Write out the listing exactly as it is given.

Raw records -
►

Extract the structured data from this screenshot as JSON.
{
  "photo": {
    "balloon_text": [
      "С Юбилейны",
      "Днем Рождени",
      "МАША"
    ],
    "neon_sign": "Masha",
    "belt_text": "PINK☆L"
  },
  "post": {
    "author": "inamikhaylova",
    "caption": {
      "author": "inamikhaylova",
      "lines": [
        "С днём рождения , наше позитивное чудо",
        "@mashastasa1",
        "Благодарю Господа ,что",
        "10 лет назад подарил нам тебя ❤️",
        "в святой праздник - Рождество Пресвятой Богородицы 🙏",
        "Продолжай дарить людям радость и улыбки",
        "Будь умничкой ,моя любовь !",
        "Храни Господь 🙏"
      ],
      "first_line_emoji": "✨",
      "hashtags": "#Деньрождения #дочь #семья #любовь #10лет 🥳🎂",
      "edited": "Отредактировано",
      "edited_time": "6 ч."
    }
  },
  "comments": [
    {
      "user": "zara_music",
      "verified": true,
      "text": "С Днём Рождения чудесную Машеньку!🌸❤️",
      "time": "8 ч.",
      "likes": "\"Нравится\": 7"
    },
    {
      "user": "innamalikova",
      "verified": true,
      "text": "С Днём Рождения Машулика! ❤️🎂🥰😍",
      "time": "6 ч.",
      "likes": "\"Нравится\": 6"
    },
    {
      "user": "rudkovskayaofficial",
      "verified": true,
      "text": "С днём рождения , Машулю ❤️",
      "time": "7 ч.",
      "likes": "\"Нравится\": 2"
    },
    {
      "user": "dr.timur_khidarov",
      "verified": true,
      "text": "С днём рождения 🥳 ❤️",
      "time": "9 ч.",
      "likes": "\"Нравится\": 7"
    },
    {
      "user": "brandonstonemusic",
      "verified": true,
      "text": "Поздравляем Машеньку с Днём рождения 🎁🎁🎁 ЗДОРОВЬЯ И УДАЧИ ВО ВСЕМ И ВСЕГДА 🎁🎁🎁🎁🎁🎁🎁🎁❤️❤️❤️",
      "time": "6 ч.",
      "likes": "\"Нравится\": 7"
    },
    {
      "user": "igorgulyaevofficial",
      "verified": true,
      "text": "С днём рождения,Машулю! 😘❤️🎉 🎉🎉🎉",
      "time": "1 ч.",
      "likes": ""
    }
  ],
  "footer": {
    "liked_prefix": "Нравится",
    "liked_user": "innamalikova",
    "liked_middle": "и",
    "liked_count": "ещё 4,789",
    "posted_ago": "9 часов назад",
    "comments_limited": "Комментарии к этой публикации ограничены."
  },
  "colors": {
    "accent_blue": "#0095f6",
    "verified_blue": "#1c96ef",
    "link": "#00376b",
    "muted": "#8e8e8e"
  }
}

◄

Completed exercise -
Extract the structured data from this screenshot as JSON.
{
  "photo": {
    "balloon_text": [
      "С Юбилейны",
      "Днем Рождени",
      "МАША"
    ],
    "neon_sign": "Masha",
    "belt_text": "PINK☆L"
  },
  "post": {
    "author": "inamikhaylova",
    "caption": {
      "author": "inamikhaylova",
      "lines": [
        "С днём рождения , наше позитивное чудо",
        "@mashastasa1",
        "Благодарю Господа ,что",
        "10 лет назад подарил нам тебя ❤️",
        "в святой праздник - Рождество Пресвятой Богородицы 🙏",
        "Продолжай дарить людям радость и улыбки",
        "Будь умничкой ,моя любовь !",
        "Храни Господь 🙏"
      ],
      "first_line_emoji": "✨",
      "hashtags": "#Деньрождения #дочь #семья #любовь #10лет 🥳🎂",
      "edited": "Отредактировано",
      "edited_time": "6 ч."
    }
  },
  "comments": [
    {
      "user": "zara_music",
      "verified": true,
      "text": "С Днём Рождения чудесную Машеньку!🌸❤️",
      "time": "8 ч.",
      "likes": "\"Нравится\": 7"
    },
    {
      "user": "innamalikova",
      "verified": true,
      "text": "С Днём Рождения Машулика! ❤️🎂🥰😍",
      "time": "6 ч.",
      "likes": "\"Нравится\": 6"
    },
    {
      "user": "rudkovskayaofficial",
      "verified": true,
      "text": "С днём рождения , Машулю ❤️",
      "time": "7 ч.",
      "likes": "\"Нравится\": 2"
    },
    {
      "user": "dr.timur_khidarov",
      "verified": true,
      "text": "С днём рождения 🥳 ❤️",
      "time": "9 ч.",
      "likes": "\"Нравится\": 7"
    },
    {
      "user": "brandonstonemusic",
      "verified": true,
      "text": "Поздравляем Машеньку с Днём рождения 🎁🎁🎁 ЗДОРОВЬЯ И УДАЧИ ВО ВСЕМ И ВСЕГДА 🎁🎁🎁🎁🎁🎁🎁🎁❤️❤️❤️",
      "time": "6 ч.",
      "likes": "\"Нравится\": 7"
    },
    {
      "user": "igorgulyaevofficial",
      "verified": true,
      "text": "С днём рождения,Машулю! 😘❤️🎉 🎉🎉🎉",
      "time": "1 ч.",
      "likes": ""
    }
  ],
  "footer": {
    "liked_prefix": "Нравится",
    "liked_user": "innamalikova",
    "liked_middle": "и",
    "liked_count": "ещё 4,789",
    "posted_ago": "9 часов назад",
    "comments_limited": "Комментарии к этой публикации ограничены."
  },
  "colors": {
    "accent_blue": "#0095f6",
    "verified_blue": "#1c96ef",
    "link": "#00376b",
    "muted": "#8e8e8e"
  }
}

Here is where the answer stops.